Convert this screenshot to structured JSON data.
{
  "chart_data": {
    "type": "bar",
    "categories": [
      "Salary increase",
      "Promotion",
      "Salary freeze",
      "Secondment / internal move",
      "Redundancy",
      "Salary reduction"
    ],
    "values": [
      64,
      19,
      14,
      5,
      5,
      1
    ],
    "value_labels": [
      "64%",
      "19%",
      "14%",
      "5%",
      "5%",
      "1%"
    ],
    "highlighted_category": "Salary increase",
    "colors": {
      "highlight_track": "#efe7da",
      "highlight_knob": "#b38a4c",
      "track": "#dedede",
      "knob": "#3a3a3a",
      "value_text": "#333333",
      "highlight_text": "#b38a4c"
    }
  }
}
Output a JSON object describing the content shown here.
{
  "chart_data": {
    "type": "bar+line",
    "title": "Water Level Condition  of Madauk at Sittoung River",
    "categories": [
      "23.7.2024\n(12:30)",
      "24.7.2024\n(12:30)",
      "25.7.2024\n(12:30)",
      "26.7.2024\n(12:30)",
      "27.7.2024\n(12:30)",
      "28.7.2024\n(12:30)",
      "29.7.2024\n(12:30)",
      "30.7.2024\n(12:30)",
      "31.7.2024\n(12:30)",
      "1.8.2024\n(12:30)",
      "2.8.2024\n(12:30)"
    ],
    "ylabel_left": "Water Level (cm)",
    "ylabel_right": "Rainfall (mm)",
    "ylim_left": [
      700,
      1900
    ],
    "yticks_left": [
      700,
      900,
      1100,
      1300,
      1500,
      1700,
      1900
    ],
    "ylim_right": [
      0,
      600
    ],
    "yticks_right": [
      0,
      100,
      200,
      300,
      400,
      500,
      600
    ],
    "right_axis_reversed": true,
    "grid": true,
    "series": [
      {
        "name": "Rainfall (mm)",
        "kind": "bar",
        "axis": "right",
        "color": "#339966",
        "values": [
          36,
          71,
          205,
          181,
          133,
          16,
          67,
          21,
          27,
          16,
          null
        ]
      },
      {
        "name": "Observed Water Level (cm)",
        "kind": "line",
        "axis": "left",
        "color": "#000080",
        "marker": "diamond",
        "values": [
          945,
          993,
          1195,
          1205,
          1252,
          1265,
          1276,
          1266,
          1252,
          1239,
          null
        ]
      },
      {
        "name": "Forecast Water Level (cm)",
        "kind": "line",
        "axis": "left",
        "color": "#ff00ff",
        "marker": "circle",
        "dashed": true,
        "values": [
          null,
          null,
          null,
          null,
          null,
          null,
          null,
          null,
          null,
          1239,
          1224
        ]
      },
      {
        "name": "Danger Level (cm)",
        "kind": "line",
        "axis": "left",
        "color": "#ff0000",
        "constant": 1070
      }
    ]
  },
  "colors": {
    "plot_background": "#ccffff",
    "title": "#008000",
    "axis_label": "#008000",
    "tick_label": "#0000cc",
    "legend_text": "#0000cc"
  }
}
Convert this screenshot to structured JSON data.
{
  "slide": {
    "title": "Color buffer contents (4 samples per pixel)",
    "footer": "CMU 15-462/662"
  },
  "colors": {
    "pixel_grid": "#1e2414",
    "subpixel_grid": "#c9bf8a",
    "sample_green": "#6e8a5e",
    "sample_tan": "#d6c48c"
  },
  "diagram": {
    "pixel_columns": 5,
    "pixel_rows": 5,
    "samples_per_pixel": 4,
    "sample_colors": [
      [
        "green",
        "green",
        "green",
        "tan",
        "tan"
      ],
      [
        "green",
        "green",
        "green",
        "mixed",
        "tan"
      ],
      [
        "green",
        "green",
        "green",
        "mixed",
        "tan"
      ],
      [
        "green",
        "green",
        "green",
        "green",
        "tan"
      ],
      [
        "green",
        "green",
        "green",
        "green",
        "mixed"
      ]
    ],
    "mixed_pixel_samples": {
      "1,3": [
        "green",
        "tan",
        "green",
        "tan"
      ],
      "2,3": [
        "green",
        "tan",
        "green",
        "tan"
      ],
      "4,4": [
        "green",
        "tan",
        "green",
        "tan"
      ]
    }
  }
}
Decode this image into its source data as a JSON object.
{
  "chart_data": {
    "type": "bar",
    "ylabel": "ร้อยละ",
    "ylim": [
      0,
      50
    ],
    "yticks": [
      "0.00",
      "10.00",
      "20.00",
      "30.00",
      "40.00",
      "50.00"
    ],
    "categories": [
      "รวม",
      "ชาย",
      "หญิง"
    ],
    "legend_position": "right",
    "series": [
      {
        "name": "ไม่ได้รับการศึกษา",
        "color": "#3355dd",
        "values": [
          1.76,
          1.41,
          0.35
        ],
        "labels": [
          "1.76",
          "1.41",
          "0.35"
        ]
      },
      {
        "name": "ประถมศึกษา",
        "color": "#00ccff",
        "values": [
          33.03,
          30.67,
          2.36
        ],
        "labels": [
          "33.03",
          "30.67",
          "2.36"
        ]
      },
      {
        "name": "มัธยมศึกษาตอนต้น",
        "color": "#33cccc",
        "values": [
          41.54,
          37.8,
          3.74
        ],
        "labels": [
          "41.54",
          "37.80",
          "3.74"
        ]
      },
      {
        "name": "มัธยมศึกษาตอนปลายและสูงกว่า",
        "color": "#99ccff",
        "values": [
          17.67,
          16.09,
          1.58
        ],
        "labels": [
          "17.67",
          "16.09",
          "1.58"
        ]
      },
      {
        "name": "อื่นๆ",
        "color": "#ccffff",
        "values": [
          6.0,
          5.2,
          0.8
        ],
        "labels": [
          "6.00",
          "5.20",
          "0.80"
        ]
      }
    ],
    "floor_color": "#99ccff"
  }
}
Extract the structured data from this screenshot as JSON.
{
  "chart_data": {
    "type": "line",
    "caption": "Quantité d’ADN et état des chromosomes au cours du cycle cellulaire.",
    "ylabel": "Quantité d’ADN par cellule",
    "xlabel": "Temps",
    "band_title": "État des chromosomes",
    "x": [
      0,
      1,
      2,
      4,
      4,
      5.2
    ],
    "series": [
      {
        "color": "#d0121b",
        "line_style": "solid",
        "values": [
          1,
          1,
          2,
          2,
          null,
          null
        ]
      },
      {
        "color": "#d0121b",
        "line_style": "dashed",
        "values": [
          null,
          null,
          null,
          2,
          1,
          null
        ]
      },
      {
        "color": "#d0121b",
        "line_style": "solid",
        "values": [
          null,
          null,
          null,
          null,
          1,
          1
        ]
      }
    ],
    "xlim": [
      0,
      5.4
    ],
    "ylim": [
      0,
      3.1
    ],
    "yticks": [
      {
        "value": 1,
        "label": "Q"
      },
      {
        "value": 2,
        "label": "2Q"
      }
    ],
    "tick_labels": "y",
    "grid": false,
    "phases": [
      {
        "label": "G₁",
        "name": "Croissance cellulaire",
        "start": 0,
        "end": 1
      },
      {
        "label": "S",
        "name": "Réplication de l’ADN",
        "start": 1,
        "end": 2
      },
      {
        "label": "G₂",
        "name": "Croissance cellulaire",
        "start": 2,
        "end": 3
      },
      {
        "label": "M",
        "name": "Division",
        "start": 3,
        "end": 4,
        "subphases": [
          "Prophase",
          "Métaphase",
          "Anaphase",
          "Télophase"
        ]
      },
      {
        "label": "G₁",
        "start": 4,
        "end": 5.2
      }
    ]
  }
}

→ **Direction**:
Print out all the entries precisely as written.

→ **Exercise response**:
Convert this screenshot to structured JSON data.
{
  "chart_data": {
    "type": "bar",
    "categories": [
      "Salary increase",
      "Promotion",
      "Salary freeze",
      "Secondment / internal move",
      "Redundancy",
      "Salary reduction"
    ],
    "values": [
      64,
      19,
      14,
      5,
      5,
      1
    ],
    "value_labels": [
      "64%",
      "19%",
      "14%",
      "5%",
      "5%",
      "1%"
    ],
    "highlighted_category": "Salary increase",
    "colors": {
      "highlight_track": "#efe7da",
      "highlight_knob": "#b38a4c",
      "track": "#dedede",
      "knob": "#3a3a3a",
      "value_text": "#333333",
      "highlight_text": "#b38a4c"
    }
  }
}
Output a JSON object describing the content shown here.
{
  "chart_data": {
    "type": "bar+line",
    "title": "Water Level Condition  of Madauk at Sittoung River",
    "categories": [
      "23.7.2024\n(12:30)",
      "24.7.2024\n(12:30)",
      "25.7.2024\n(12:30)",
      "26.7.2024\n(12:30)",
      "27.7.2024\n(12:30)",
      "28.7.2024\n(12:30)",
      "29.7.2024\n(12:30)",
      "30.7.2024\n(12:30)",
      "31.7.2024\n(12:30)",
      "1.8.2024\n(12:30)",
      "2.8.2024\n(12:30)"
    ],
    "ylabel_left": "Water Level (cm)",
    "ylabel_right": "Rainfall (mm)",
    "ylim_left": [
      700,
      1900
    ],
    "yticks_left": [
      700,
      900,
      1100,
      1300,
      1500,
      1700,
      1900
    ],
    "ylim_right": [
      0,
      600
    ],
    "yticks_right": [
      0,
      100,
      200,
      300,
      400,
      500,
      600
    ],
    "right_axis_reversed": true,
    "grid": true,
    "series": [
      {
        "name": "Rainfall (mm)",
        "kind": "bar",
        "axis": "right",
        "color": "#339966",
        "values": [
          36,
          71,
          205,
          181,
          133,
          16,
          67,
          21,
          27,
          16,
          null
        ]
      },
      {
        "name": "Observed Water Level (cm)",
        "kind": "line",
        "axis": "left",
        "color": "#000080",
        "marker": "diamond",
        "values": [
          945,
          993,
          1195,
          1205,
          1252,
          1265,
          1276,
          1266,
          1252,
          1239,
          null
        ]
      },
      {
        "name": "Forecast Water Level (cm)",
        "kind": "line",
        "axis": "left",
        "color": "#ff00ff",
        "marker": "circle",
        "dashed": true,
        "values": [
          null,
          null,
          null,
          null,
          null,
          null,
          null,
          null,
          null,
          1239,
          1224
        ]
      },
      {
        "name": "Danger Level (cm)",
        "kind": "line",
        "axis": "left",
        "color": "#ff0000",
        "constant": 1070
      }
    ]
  },
  "colors": {
    "plot_background": "#ccffff",
    "title": "#008000",
    "axis_label": "#008000",
    "tick_label": "#0000cc",
    "legend_text": "#0000cc"
  }
}
Convert this screenshot to structured JSON data.
{
  "slide": {
    "title": "Color buffer contents (4 samples per pixel)",
    "footer": "CMU 15-462/662"
  },
  "colors": {
    "pixel_grid": "#1e2414",
    "subpixel_grid": "#c9bf8a",
    "sample_green": "#6e8a5e",
    "sample_tan": "#d6c48c"
  },
  "diagram": {
    "pixel_columns": 5,
    "pixel_rows": 5,
    "samples_per_pixel": 4,
    "sample_colors": [
      [
        "green",
        "green",
        "green",
        "tan",
        "tan"
      ],
      [
        "green",
        "green",
        "green",
        "mixed",
        "tan"
      ],
      [
        "green",
        "green",
        "green",
        "mixed",
        "tan"
      ],
      [
        "green",
        "green",
        "green",
        "green",
        "tan"
      ],
      [
        "green",
        "green",
        "green",
        "green",
        "mixed"
      ]
    ],
    "mixed_pixel_samples": {
      "1,3": [
        "green",
        "tan",
        "green",
        "tan"
      ],
      "2,3": [
        "green",
        "tan",
        "green",
        "tan"
      ],
      "4,4": [
        "green",
        "tan",
        "green",
        "tan"
      ]
    }
  }
}
Decode this image into its source data as a JSON object.
{
  "chart_data": {
    "type": "bar",
    "ylabel": "ร้อยละ",
    "ylim": [
      0,
      50
    ],
    "yticks": [
      "0.00",
      "10.00",
      "20.00",
      "30.00",
      "40.00",
      "50.00"
    ],
    "categories": [
      "รวม",
      "ชาย",
      "หญิง"
    ],
    "legend_position": "right",
    "series": [
      {
        "name": "ไม่ได้รับการศึกษา",
        "color": "#3355dd",
        "values": [
          1.76,
          1.41,
          0.35
        ],
        "labels": [
          "1.76",
          "1.41",
          "0.35"
        ]
      },
      {
        "name": "ประถมศึกษา",
        "color": "#00ccff",
        "values": [
          33.03,
          30.67,
          2.36
        ],
        "labels": [
          "33.03",
          "30.67",
          "2.36"
        ]
      },
      {
        "name": "มัธยมศึกษาตอนต้น",
        "color": "#33cccc",
        "values": [
          41.54,
          37.8,
          3.74
        ],
        "labels": [
          "41.54",
          "37.80",
          "3.74"
        ]
      },
      {
        "name": "มัธยมศึกษาตอนปลายและสูงกว่า",
        "color": "#99ccff",
        "values": [
          17.67,
          16.09,
          1.58
        ],
        "labels": [
          "17.67",
          "16.09",
          "1.58"
        ]
      },
      {
        "name": "อื่นๆ",
        "color": "#ccffff",
        "values": [
          6.0,
          5.2,
          0.8
        ],
        "labels": [
          "6.00",
          "5.20",
          "0.80"
        ]
      }
    ],
    "floor_color": "#99ccff"
  }
}
Extract the structured data from this screenshot as JSON.
{
  "chart_data": {
    "type": "line",
    "caption": "Quantité d’ADN et état des chromosomes au cours du cycle cellulaire.",
    "ylabel": "Quantité d’ADN par cellule",
    "xlabel": "Temps",
    "band_title": "État des chromosomes",
    "x": [
      0,
      1,
      2,
      4,
      4,
      5.2
    ],
    "series": [
      {
        "color": "#d0121b",
        "line_style": "solid",
        "values": [
          1,
          1,
          2,
          2,
          null,
          null
        ]
      },
      {
        "color": "#d0121b",
        "line_style": "dashed",
        "values": [
          null,
          null,
          null,
          2,
          1,
          null
        ]
      },
      {
        "color": "#d0121b",
        "line_style": "solid",
        "values": [
          null,
          null,
          null,
          null,
          1,
          1
        ]
      }
    ],
    "xlim": [
      0,
      5.4
    ],
    "ylim": [
      0,
      3.1
    ],
    "yticks": [
      {
        "value": 1,
        "label": "Q"
      },
      {
        "value": 2,
        "label": "2Q"
      }
    ],
    "tick_labels": "y",
    "grid": false,
    "phases": [
      {
        "label": "G₁",
        "name": "Croissance cellulaire",
        "start": 0,
        "end": 1
      },
      {
        "label": "S",
        "name": "Réplication de l’ADN",
        "start": 1,
        "end": 2
      },
      {
        "label": "G₂",
        "name": "Croissance cellulaire",
        "start": 2,
        "end": 3
      },
      {
        "label": "M",
        "name": "Division",
        "start": 3,
        "end": 4,
        "subphases": [
          "Prophase",
          "Métaphase",
          "Anaphase",
          "Télophase"
        ]
      },
      {
        "label": "G₁",
        "start": 4,
        "end": 5.2
      }
    ]
  }
}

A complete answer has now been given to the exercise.